■ Set problem ■
Scan the records for the string "JSON"; copy each line where it occurs.

-- BEGIN Information given --

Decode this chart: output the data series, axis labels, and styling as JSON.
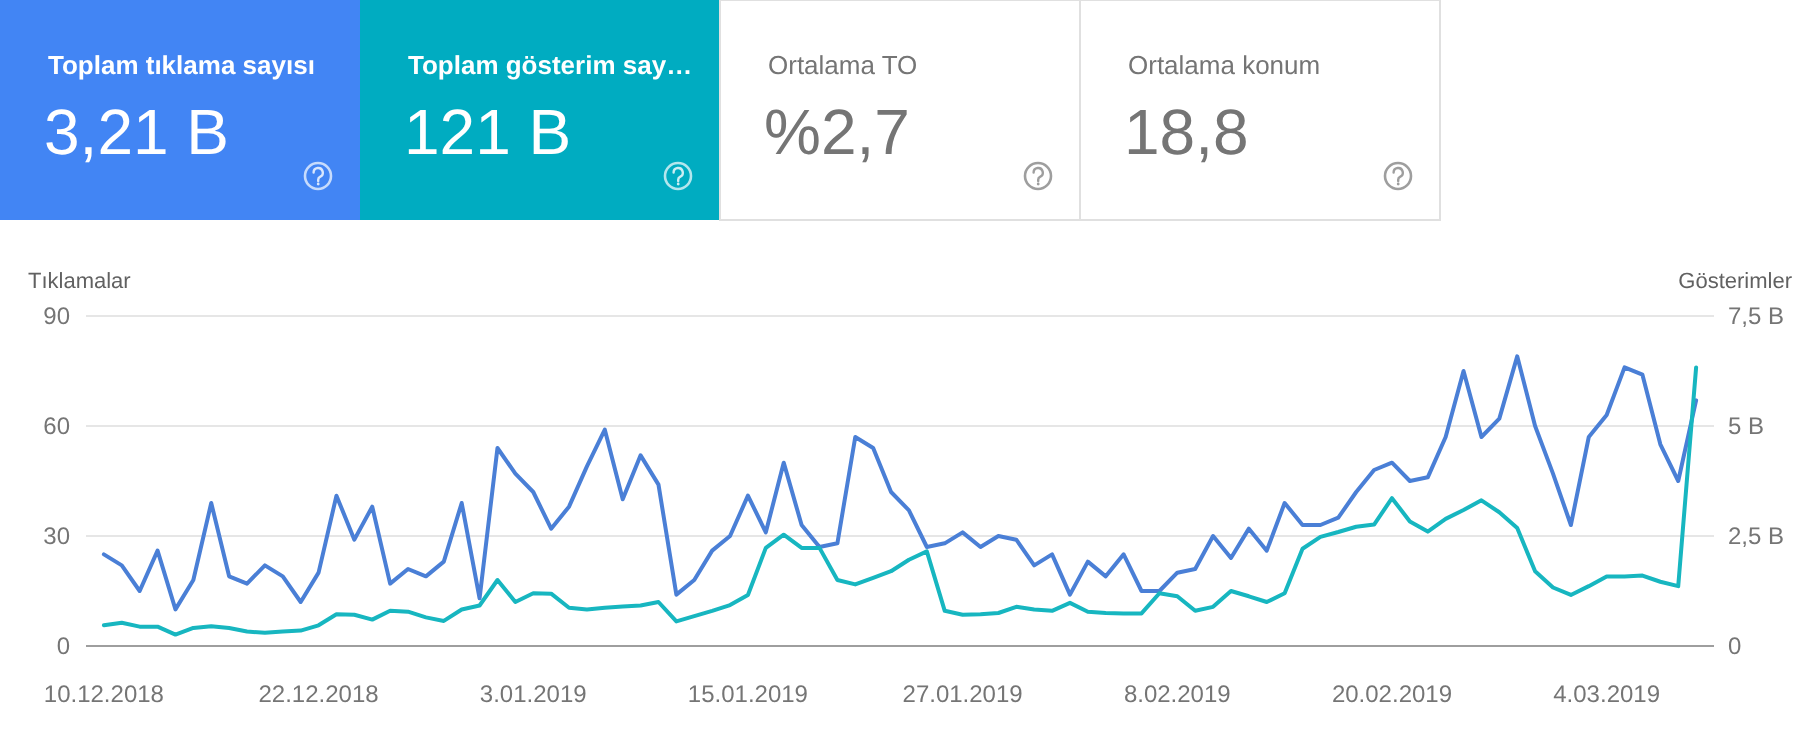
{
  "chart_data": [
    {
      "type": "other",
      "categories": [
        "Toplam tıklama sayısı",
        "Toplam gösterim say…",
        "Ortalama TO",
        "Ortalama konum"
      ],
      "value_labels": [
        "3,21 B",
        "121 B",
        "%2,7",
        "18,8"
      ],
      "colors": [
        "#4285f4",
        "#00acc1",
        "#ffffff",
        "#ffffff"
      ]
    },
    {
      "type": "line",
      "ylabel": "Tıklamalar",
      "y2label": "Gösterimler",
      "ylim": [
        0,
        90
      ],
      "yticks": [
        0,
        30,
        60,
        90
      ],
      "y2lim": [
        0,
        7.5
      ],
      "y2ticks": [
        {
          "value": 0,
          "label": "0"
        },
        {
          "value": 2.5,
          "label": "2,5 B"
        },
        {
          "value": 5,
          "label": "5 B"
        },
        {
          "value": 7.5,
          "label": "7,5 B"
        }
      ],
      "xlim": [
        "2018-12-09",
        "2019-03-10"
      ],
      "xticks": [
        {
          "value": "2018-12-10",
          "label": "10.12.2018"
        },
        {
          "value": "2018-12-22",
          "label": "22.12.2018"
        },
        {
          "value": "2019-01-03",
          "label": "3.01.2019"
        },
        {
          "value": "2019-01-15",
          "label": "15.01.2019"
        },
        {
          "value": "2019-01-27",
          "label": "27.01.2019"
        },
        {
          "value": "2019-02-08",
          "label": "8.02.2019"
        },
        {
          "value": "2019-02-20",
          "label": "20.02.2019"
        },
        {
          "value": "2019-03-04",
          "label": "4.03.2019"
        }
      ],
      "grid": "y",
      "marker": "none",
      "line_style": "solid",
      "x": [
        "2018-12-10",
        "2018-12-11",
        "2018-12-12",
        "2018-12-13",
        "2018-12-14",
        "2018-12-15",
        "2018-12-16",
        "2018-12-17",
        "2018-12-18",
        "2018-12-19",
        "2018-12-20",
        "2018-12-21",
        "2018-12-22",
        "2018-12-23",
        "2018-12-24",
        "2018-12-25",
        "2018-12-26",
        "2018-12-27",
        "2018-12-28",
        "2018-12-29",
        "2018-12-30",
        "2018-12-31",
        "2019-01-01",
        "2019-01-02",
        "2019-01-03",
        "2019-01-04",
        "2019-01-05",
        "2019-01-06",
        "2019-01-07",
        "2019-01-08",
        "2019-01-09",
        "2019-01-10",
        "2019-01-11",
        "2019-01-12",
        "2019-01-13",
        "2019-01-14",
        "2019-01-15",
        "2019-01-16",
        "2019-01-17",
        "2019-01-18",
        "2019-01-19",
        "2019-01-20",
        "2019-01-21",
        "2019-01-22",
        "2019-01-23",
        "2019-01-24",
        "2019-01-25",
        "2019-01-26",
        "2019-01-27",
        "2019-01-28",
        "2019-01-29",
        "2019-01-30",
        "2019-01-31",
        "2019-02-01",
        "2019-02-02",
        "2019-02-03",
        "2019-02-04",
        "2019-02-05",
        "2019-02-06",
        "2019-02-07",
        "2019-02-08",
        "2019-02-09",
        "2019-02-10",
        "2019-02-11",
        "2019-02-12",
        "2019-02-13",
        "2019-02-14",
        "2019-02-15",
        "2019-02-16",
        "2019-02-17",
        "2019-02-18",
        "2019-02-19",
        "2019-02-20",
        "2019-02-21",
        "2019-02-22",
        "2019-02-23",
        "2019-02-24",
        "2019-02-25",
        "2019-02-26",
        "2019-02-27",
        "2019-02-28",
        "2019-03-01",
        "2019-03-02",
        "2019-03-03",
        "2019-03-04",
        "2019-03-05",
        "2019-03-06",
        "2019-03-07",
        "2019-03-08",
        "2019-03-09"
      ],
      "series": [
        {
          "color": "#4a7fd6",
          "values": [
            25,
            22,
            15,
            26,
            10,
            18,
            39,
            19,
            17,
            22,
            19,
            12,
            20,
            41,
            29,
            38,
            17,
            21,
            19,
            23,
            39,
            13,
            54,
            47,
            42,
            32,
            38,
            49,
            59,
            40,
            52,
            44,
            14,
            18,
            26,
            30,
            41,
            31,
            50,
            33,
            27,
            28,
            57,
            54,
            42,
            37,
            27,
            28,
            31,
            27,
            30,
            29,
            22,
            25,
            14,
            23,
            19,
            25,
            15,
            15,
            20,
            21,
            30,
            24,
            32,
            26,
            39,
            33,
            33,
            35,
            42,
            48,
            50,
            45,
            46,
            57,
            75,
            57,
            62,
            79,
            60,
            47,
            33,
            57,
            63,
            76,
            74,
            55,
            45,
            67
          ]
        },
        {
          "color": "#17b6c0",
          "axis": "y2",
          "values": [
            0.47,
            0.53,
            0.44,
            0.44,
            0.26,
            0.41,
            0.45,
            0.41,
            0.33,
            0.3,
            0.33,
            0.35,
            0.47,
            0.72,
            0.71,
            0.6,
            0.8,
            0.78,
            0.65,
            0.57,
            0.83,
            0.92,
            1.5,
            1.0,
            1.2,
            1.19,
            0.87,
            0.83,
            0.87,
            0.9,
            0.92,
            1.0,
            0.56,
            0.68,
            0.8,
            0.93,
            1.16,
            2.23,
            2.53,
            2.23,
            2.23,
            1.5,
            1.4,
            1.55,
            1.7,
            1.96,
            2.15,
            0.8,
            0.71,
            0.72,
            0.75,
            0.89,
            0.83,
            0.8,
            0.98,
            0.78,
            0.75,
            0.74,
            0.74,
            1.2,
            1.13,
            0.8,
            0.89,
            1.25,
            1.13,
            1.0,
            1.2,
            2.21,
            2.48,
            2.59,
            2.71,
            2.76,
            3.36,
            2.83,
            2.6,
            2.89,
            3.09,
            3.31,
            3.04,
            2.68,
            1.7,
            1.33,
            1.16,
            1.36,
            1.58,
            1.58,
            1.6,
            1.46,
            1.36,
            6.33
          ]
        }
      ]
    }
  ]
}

-- END Information given --
-- BEGIN Information given --

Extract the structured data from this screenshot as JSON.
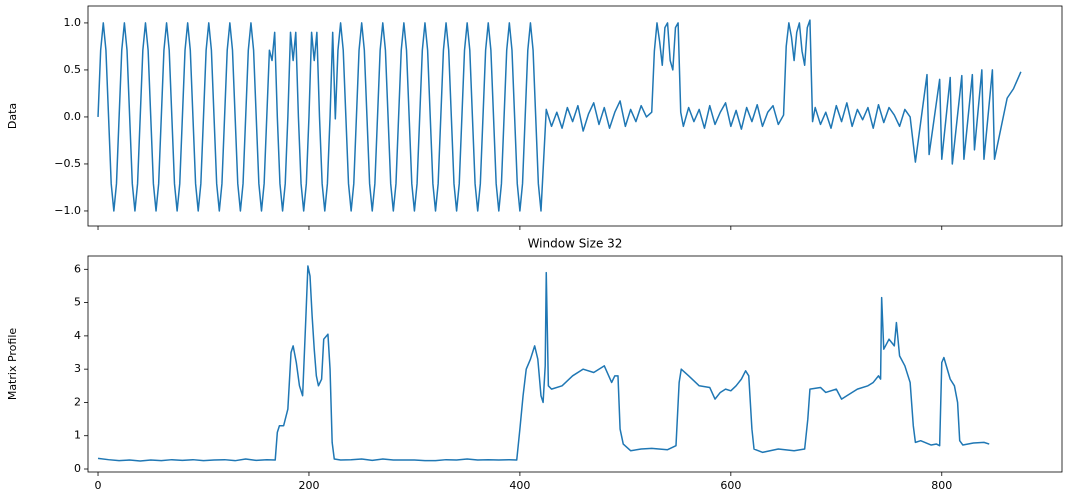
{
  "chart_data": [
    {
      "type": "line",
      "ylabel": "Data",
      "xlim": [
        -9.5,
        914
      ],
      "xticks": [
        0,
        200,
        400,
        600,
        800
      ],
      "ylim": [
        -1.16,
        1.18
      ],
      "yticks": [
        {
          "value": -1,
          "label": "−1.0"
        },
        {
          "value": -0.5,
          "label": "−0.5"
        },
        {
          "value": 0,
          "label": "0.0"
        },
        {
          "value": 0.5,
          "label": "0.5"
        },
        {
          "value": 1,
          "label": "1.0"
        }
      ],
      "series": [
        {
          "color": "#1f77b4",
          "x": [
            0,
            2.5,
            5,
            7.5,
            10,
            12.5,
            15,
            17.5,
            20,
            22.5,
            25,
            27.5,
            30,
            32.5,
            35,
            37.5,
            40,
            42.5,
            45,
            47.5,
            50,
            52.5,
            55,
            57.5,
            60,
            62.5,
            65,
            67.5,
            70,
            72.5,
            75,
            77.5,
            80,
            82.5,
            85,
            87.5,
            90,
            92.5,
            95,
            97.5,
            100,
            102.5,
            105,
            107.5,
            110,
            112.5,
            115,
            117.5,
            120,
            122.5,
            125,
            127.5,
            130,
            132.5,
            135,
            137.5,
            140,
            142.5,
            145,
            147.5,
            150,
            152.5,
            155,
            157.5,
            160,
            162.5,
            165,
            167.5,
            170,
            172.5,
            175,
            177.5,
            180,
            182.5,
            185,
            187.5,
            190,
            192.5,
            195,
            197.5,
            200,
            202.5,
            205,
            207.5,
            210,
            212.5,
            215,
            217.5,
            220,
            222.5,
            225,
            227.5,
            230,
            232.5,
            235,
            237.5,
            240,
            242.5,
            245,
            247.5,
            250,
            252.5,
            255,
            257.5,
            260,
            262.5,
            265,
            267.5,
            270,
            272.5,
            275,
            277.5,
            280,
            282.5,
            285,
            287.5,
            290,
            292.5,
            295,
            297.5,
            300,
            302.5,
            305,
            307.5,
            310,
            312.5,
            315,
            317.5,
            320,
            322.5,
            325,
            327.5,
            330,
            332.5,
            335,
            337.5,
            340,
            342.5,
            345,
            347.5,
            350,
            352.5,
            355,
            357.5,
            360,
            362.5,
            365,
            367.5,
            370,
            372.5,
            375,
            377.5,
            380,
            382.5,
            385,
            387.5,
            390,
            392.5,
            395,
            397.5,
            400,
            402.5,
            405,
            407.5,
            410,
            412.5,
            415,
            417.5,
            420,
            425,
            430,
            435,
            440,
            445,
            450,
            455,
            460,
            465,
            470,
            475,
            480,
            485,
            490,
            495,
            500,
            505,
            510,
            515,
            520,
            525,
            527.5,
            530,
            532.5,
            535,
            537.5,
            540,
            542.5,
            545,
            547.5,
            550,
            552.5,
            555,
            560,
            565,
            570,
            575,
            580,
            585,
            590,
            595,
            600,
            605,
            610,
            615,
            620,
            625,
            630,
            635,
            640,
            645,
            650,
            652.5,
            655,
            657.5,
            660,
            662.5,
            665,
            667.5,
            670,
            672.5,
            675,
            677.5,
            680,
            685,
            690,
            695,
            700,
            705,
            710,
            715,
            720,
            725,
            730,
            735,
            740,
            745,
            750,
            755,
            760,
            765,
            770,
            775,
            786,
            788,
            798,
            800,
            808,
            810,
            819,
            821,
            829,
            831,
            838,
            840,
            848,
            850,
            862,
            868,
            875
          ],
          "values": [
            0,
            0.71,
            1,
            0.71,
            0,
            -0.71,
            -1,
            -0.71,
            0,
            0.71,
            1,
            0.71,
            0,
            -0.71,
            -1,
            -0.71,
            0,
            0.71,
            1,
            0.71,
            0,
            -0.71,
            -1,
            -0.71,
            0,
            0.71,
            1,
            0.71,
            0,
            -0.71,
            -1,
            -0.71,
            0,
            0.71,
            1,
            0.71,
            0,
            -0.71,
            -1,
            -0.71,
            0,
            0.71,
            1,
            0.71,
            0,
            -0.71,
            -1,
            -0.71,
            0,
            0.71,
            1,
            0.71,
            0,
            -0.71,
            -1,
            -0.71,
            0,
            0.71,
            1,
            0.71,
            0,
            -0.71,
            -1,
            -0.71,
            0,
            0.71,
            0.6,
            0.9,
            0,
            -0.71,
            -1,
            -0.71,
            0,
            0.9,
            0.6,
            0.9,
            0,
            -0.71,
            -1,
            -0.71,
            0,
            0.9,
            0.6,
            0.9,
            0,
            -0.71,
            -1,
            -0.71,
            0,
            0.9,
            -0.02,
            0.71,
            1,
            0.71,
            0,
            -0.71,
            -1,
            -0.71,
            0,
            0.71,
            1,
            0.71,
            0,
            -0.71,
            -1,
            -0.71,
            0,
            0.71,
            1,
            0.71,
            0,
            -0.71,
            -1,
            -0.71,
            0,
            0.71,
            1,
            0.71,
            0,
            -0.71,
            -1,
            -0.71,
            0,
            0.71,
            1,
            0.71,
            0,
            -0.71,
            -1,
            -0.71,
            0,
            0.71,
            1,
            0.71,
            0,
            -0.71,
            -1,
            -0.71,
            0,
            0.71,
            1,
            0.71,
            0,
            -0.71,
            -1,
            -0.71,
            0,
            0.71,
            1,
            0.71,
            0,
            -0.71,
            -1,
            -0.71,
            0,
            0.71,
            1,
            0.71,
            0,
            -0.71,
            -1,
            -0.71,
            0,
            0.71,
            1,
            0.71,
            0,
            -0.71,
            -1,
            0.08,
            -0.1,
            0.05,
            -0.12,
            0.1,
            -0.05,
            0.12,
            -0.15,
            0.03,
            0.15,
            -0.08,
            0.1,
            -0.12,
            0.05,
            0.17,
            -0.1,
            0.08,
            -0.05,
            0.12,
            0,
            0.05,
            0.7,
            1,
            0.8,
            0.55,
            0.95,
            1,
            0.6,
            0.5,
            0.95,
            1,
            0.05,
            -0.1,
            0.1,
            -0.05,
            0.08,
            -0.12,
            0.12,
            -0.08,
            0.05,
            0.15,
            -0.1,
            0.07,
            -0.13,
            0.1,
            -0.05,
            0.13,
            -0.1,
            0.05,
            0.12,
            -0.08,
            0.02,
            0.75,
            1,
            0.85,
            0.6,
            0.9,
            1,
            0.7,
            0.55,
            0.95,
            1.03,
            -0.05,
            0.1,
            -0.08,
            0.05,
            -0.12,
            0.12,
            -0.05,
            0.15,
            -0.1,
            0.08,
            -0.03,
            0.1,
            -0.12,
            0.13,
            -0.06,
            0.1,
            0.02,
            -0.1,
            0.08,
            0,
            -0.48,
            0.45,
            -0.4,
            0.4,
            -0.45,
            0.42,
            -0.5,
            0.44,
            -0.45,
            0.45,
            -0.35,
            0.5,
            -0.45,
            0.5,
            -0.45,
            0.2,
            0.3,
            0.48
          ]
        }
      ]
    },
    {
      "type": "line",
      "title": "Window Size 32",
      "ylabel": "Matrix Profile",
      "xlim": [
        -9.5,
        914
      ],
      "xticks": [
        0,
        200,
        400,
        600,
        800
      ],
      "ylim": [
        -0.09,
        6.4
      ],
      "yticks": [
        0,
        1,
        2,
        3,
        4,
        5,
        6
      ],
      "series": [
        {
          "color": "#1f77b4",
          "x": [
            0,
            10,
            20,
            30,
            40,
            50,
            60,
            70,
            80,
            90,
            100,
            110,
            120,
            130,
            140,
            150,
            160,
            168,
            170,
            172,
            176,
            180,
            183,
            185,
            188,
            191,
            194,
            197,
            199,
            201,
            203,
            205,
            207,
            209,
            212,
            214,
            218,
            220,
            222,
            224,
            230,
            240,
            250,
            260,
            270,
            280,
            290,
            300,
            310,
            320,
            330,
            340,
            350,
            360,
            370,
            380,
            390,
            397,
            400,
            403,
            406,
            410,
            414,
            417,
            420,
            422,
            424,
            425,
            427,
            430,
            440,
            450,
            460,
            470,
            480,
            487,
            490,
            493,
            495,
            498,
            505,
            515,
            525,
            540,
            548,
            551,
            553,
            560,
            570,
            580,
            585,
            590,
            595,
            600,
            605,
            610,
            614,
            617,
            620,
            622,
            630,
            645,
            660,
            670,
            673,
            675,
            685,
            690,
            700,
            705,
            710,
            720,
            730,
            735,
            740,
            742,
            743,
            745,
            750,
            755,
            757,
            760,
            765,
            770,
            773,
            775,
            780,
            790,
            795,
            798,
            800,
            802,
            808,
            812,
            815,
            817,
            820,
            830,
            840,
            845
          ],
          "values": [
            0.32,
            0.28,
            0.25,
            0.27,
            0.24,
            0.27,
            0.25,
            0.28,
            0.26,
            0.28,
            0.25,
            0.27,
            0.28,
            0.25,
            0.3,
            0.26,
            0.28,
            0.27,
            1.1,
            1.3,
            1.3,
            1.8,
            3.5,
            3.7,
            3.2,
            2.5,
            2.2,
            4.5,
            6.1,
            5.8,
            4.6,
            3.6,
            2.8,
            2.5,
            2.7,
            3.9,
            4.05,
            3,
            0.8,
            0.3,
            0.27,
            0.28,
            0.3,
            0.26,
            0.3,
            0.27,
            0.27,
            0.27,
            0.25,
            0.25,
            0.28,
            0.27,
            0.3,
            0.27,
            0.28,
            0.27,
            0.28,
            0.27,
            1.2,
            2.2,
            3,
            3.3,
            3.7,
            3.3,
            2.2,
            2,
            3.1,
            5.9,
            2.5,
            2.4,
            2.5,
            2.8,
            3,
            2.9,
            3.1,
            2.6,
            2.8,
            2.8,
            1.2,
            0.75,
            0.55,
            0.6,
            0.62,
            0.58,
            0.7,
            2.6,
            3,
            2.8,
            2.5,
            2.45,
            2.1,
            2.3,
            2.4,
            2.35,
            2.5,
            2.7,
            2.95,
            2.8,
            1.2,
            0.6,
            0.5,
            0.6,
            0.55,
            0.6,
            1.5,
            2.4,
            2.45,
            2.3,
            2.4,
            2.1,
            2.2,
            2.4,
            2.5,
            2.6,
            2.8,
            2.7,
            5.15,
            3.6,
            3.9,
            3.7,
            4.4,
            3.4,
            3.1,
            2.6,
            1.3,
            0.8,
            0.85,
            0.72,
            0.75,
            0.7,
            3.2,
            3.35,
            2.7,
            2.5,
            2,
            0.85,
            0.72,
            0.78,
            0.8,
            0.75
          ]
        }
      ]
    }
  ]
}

-- END Information given --

■ Solution ■
Decode this chart: output the data series, axis labels, and styling as JSON.
Extract the structured data from this screenshot as JSON.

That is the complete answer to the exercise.